● **GOAL**
Here are some records; return them all exactly.

★ ★ ★ ★

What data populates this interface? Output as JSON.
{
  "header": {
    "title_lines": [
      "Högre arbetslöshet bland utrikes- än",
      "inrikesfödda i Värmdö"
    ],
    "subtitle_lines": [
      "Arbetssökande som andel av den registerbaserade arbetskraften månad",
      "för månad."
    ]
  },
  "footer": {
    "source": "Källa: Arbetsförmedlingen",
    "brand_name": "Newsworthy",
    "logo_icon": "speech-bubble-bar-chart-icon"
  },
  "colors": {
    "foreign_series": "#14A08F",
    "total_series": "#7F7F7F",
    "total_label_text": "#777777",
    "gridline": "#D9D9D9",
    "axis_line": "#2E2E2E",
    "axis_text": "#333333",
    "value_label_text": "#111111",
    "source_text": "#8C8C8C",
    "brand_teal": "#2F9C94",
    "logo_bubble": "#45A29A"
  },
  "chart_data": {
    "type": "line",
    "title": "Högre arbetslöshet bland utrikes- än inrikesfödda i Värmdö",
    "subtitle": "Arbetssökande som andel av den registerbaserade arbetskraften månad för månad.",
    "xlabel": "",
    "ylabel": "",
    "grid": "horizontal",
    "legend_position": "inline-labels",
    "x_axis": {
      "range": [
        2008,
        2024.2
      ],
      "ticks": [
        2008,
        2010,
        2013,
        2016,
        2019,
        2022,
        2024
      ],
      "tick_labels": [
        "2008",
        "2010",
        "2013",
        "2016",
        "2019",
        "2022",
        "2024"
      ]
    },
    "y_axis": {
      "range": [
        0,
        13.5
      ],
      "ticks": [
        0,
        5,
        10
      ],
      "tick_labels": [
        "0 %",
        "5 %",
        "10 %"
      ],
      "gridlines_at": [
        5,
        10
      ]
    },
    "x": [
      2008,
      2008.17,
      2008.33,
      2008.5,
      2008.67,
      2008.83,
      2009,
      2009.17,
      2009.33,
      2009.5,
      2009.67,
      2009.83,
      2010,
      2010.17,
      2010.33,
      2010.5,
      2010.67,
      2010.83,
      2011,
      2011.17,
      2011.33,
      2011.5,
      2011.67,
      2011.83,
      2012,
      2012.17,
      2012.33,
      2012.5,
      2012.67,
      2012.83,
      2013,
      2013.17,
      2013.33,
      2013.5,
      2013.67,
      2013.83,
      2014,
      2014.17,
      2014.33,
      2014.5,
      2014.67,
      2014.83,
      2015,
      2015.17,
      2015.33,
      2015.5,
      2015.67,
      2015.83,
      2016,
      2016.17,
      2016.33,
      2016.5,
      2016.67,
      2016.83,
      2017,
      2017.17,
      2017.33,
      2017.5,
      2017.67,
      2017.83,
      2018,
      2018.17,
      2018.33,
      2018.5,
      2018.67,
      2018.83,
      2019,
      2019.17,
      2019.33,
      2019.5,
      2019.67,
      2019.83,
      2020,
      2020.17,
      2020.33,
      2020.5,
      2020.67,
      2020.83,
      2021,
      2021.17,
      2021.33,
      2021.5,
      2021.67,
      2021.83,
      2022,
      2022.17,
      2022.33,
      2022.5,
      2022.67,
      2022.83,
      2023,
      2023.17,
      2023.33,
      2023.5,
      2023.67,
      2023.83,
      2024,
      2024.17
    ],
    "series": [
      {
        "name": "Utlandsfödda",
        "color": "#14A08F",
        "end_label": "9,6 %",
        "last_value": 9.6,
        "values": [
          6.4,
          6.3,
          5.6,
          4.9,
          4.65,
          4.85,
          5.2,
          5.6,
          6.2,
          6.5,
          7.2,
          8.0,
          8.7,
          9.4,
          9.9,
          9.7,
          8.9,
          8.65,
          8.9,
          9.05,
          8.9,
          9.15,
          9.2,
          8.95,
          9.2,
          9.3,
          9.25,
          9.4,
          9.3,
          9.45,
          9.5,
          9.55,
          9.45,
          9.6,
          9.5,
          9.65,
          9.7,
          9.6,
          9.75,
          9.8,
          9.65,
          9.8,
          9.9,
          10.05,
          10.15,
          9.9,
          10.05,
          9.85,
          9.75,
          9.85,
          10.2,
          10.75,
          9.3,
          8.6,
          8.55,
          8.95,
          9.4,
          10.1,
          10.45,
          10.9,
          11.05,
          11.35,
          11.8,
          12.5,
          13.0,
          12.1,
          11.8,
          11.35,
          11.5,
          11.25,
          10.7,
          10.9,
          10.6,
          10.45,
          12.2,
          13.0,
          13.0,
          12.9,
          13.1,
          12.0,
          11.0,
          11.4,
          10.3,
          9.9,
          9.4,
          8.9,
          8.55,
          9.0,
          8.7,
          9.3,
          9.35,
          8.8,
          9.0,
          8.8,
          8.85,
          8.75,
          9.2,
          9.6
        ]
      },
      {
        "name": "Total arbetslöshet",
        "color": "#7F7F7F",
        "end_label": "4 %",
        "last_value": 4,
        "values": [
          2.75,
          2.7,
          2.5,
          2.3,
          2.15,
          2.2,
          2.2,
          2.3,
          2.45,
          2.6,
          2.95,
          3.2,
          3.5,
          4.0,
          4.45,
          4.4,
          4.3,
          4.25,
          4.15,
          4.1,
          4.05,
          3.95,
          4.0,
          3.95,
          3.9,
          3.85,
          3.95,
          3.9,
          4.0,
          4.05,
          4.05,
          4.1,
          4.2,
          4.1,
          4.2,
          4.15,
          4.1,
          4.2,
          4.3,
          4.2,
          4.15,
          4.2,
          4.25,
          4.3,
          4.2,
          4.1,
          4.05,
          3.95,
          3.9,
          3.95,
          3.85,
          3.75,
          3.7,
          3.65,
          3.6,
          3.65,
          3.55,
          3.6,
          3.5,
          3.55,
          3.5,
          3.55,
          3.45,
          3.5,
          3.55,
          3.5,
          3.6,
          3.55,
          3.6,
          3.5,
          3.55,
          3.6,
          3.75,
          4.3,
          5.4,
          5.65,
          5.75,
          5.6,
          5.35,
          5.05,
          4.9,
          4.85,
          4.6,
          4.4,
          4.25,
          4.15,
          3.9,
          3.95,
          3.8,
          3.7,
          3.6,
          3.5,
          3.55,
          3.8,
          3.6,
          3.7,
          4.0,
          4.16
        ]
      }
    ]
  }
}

★ ★ ★ ★

● **SOLUTION FOR THIS PROBLEM**
What data populates this interface? Output as JSON.
{
  "header": {
    "title_lines": [
      "Högre arbetslöshet bland utrikes- än",
      "inrikesfödda i Värmdö"
    ],
    "subtitle_lines": [
      "Arbetssökande som andel av den registerbaserade arbetskraften månad",
      "för månad."
    ]
  },
  "footer": {
    "source": "Källa: Arbetsförmedlingen",
    "brand_name": "Newsworthy",
    "logo_icon": "speech-bubble-bar-chart-icon"
  },
  "colors": {
    "foreign_series": "#14A08F",
    "total_series": "#7F7F7F",
    "total_label_text": "#777777",
    "gridline": "#D9D9D9",
    "axis_line": "#2E2E2E",
    "axis_text": "#333333",
    "value_label_text": "#111111",
    "source_text": "#8C8C8C",
    "brand_teal": "#2F9C94",
    "logo_bubble": "#45A29A"
  },
  "chart_data": {
    "type": "line",
    "title": "Högre arbetslöshet bland utrikes- än inrikesfödda i Värmdö",
    "subtitle": "Arbetssökande som andel av den registerbaserade arbetskraften månad för månad.",
    "xlabel": "",
    "ylabel": "",
    "grid": "horizontal",
    "legend_position": "inline-labels",
    "x_axis": {
      "range": [
        2008,
        2024.2
      ],
      "ticks": [
        2008,
        2010,
        2013,
        2016,
        2019,
        2022,
        2024
      ],
      "tick_labels": [
        "2008",
        "2010",
        "2013",
        "2016",
        "2019",
        "2022",
        "2024"
      ]
    },
    "y_axis": {
      "range": [
        0,
        13.5
      ],
      "ticks": [
        0,
        5,
        10
      ],
      "tick_labels": [
        "0 %",
        "5 %",
        "10 %"
      ],
      "gridlines_at": [
        5,
        10
      ]
    },
    "x": [
      2008,
      2008.17,
      2008.33,
      2008.5,
      2008.67,
      2008.83,
      2009,
      2009.17,
      2009.33,
      2009.5,
      2009.67,
      2009.83,
      2010,
      2010.17,
      2010.33,
      2010.5,
      2010.67,
      2010.83,
      2011,
      2011.17,
      2011.33,
      2011.5,
      2011.67,
      2011.83,
      2012,
      2012.17,
      2012.33,
      2012.5,
      2012.67,
      2012.83,
      2013,
      2013.17,
      2013.33,
      2013.5,
      2013.67,
      2013.83,
      2014,
      2014.17,
      2014.33,
      2014.5,
      2014.67,
      2014.83,
      2015,
      2015.17,
      2015.33,
      2015.5,
      2015.67,
      2015.83,
      2016,
      2016.17,
      2016.33,
      2016.5,
      2016.67,
      2016.83,
      2017,
      2017.17,
      2017.33,
      2017.5,
      2017.67,
      2017.83,
      2018,
      2018.17,
      2018.33,
      2018.5,
      2018.67,
      2018.83,
      2019,
      2019.17,
      2019.33,
      2019.5,
      2019.67,
      2019.83,
      2020,
      2020.17,
      2020.33,
      2020.5,
      2020.67,
      2020.83,
      2021,
      2021.17,
      2021.33,
      2021.5,
      2021.67,
      2021.83,
      2022,
      2022.17,
      2022.33,
      2022.5,
      2022.67,
      2022.83,
      2023,
      2023.17,
      2023.33,
      2023.5,
      2023.67,
      2023.83,
      2024,
      2024.17
    ],
    "series": [
      {
        "name": "Utlandsfödda",
        "color": "#14A08F",
        "end_label": "9,6 %",
        "last_value": 9.6,
        "values": [
          6.4,
          6.3,
          5.6,
          4.9,
          4.65,
          4.85,
          5.2,
          5.6,
          6.2,
          6.5,
          7.2,
          8.0,
          8.7,
          9.4,
          9.9,
          9.7,
          8.9,
          8.65,
          8.9,
          9.05,
          8.9,
          9.15,
          9.2,
          8.95,
          9.2,
          9.3,
          9.25,
          9.4,
          9.3,
          9.45,
          9.5,
          9.55,
          9.45,
          9.6,
          9.5,
          9.65,
          9.7,
          9.6,
          9.75,
          9.8,
          9.65,
          9.8,
          9.9,
          10.05,
          10.15,
          9.9,
          10.05,
          9.85,
          9.75,
          9.85,
          10.2,
          10.75,
          9.3,
          8.6,
          8.55,
          8.95,
          9.4,
          10.1,
          10.45,
          10.9,
          11.05,
          11.35,
          11.8,
          12.5,
          13.0,
          12.1,
          11.8,
          11.35,
          11.5,
          11.25,
          10.7,
          10.9,
          10.6,
          10.45,
          12.2,
          13.0,
          13.0,
          12.9,
          13.1,
          12.0,
          11.0,
          11.4,
          10.3,
          9.9,
          9.4,
          8.9,
          8.55,
          9.0,
          8.7,
          9.3,
          9.35,
          8.8,
          9.0,
          8.8,
          8.85,
          8.75,
          9.2,
          9.6
        ]
      },
      {
        "name": "Total arbetslöshet",
        "color": "#7F7F7F",
        "end_label": "4 %",
        "last_value": 4,
        "values": [
          2.75,
          2.7,
          2.5,
          2.3,
          2.15,
          2.2,
          2.2,
          2.3,
          2.45,
          2.6,
          2.95,
          3.2,
          3.5,
          4.0,
          4.45,
          4.4,
          4.3,
          4.25,
          4.15,
          4.1,
          4.05,
          3.95,
          4.0,
          3.95,
          3.9,
          3.85,
          3.95,
          3.9,
          4.0,
          4.05,
          4.05,
          4.1,
          4.2,
          4.1,
          4.2,
          4.15,
          4.1,
          4.2,
          4.3,
          4.2,
          4.15,
          4.2,
          4.25,
          4.3,
          4.2,
          4.1,
          4.05,
          3.95,
          3.9,
          3.95,
          3.85,
          3.75,
          3.7,
          3.65,
          3.6,
          3.65,
          3.55,
          3.6,
          3.5,
          3.55,
          3.5,
          3.55,
          3.45,
          3.5,
          3.55,
          3.5,
          3.6,
          3.55,
          3.6,
          3.5,
          3.55,
          3.6,
          3.75,
          4.3,
          5.4,
          5.65,
          5.75,
          5.6,
          5.35,
          5.05,
          4.9,
          4.85,
          4.6,
          4.4,
          4.25,
          4.15,
          3.9,
          3.95,
          3.8,
          3.7,
          3.6,
          3.5,
          3.55,
          3.8,
          3.6,
          3.7,
          4.0,
          4.16
        ]
      }
    ]
  }
}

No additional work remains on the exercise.